→ What is asked: In this exercise, reproduce all the entries that follow exactly.

→ Records from a data source:
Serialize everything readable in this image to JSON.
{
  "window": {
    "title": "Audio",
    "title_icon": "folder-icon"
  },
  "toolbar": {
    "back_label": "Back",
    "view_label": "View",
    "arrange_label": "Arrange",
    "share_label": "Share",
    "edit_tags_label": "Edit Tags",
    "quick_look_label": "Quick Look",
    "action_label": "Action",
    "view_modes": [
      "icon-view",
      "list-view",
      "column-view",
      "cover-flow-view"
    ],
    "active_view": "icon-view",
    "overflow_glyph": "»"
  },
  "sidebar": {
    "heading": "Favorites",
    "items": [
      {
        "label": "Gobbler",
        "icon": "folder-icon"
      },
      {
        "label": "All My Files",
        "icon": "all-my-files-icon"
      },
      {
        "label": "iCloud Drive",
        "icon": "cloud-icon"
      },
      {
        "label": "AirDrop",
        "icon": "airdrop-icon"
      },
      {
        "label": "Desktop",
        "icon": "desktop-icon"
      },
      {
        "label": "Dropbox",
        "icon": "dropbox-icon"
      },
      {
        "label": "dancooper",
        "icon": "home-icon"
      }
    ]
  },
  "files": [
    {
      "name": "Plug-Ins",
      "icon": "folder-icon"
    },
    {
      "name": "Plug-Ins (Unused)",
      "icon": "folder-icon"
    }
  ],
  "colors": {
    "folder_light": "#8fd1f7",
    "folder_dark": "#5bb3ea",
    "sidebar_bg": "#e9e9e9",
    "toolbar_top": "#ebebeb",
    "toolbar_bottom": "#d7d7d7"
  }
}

→ Finished answer:
Serialize everything readable in this image to JSON.
{
  "window": {
    "title": "Audio",
    "title_icon": "folder-icon"
  },
  "toolbar": {
    "back_label": "Back",
    "view_label": "View",
    "arrange_label": "Arrange",
    "share_label": "Share",
    "edit_tags_label": "Edit Tags",
    "quick_look_label": "Quick Look",
    "action_label": "Action",
    "view_modes": [
      "icon-view",
      "list-view",
      "column-view",
      "cover-flow-view"
    ],
    "active_view": "icon-view",
    "overflow_glyph": "»"
  },
  "sidebar": {
    "heading": "Favorites",
    "items": [
      {
        "label": "Gobbler",
        "icon": "folder-icon"
      },
      {
        "label": "All My Files",
        "icon": "all-my-files-icon"
      },
      {
        "label": "iCloud Drive",
        "icon": "cloud-icon"
      },
      {
        "label": "AirDrop",
        "icon": "airdrop-icon"
      },
      {
        "label": "Desktop",
        "icon": "desktop-icon"
      },
      {
        "label": "Dropbox",
        "icon": "dropbox-icon"
      },
      {
        "label": "dancooper",
        "icon": "home-icon"
      }
    ]
  },
  "files": [
    {
      "name": "Plug-Ins",
      "icon": "folder-icon"
    },
    {
      "name": "Plug-Ins (Unused)",
      "icon": "folder-icon"
    }
  ],
  "colors": {
    "folder_light": "#8fd1f7",
    "folder_dark": "#5bb3ea",
    "sidebar_bg": "#e9e9e9",
    "toolbar_top": "#ebebeb",
    "toolbar_bottom": "#d7d7d7"
  }
}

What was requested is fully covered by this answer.